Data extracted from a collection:
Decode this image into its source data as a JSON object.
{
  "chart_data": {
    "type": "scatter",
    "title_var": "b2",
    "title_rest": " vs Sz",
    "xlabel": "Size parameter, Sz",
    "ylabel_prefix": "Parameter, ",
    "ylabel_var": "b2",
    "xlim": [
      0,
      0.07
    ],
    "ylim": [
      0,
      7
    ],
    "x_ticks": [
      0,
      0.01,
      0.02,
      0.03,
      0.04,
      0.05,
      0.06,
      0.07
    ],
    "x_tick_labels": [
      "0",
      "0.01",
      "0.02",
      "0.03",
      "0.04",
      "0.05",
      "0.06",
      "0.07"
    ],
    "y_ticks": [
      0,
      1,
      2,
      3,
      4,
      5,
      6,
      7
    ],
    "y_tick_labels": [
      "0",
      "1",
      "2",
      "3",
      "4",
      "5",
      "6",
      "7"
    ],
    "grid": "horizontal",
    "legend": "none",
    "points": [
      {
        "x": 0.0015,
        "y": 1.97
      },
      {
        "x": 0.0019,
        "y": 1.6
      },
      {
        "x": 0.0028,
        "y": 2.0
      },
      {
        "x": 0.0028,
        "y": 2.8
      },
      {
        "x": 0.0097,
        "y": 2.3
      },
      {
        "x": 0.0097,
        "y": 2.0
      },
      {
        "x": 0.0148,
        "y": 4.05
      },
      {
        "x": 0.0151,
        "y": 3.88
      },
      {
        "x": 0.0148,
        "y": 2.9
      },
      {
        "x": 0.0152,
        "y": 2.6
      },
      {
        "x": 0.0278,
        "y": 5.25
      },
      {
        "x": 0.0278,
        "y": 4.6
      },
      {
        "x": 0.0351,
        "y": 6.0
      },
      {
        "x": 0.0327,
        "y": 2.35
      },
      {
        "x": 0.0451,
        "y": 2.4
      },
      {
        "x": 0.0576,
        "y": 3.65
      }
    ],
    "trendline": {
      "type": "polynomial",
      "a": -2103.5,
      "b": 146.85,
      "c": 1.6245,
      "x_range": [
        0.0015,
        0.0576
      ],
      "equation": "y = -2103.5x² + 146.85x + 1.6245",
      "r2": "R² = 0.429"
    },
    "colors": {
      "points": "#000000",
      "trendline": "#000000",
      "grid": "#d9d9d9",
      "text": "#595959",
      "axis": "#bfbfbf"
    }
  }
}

◆ YOUR TASK ◆
Write the listing out again, exactly as it reads.

◆ WRITTEN RESPONSE ◆
Decode this image into its source data as a JSON object.
{
  "chart_data": {
    "type": "scatter",
    "title_var": "b2",
    "title_rest": " vs Sz",
    "xlabel": "Size parameter, Sz",
    "ylabel_prefix": "Parameter, ",
    "ylabel_var": "b2",
    "xlim": [
      0,
      0.07
    ],
    "ylim": [
      0,
      7
    ],
    "x_ticks": [
      0,
      0.01,
      0.02,
      0.03,
      0.04,
      0.05,
      0.06,
      0.07
    ],
    "x_tick_labels": [
      "0",
      "0.01",
      "0.02",
      "0.03",
      "0.04",
      "0.05",
      "0.06",
      "0.07"
    ],
    "y_ticks": [
      0,
      1,
      2,
      3,
      4,
      5,
      6,
      7
    ],
    "y_tick_labels": [
      "0",
      "1",
      "2",
      "3",
      "4",
      "5",
      "6",
      "7"
    ],
    "grid": "horizontal",
    "legend": "none",
    "points": [
      {
        "x": 0.0015,
        "y": 1.97
      },
      {
        "x": 0.0019,
        "y": 1.6
      },
      {
        "x": 0.0028,
        "y": 2.0
      },
      {
        "x": 0.0028,
        "y": 2.8
      },
      {
        "x": 0.0097,
        "y": 2.3
      },
      {
        "x": 0.0097,
        "y": 2.0
      },
      {
        "x": 0.0148,
        "y": 4.05
      },
      {
        "x": 0.0151,
        "y": 3.88
      },
      {
        "x": 0.0148,
        "y": 2.9
      },
      {
        "x": 0.0152,
        "y": 2.6
      },
      {
        "x": 0.0278,
        "y": 5.25
      },
      {
        "x": 0.0278,
        "y": 4.6
      },
      {
        "x": 0.0351,
        "y": 6.0
      },
      {
        "x": 0.0327,
        "y": 2.35
      },
      {
        "x": 0.0451,
        "y": 2.4
      },
      {
        "x": 0.0576,
        "y": 3.65
      }
    ],
    "trendline": {
      "type": "polynomial",
      "a": -2103.5,
      "b": 146.85,
      "c": 1.6245,
      "x_range": [
        0.0015,
        0.0576
      ],
      "equation": "y = -2103.5x² + 146.85x + 1.6245",
      "r2": "R² = 0.429"
    },
    "colors": {
      "points": "#000000",
      "trendline": "#000000",
      "grid": "#d9d9d9",
      "text": "#595959",
      "axis": "#bfbfbf"
    }
  }
}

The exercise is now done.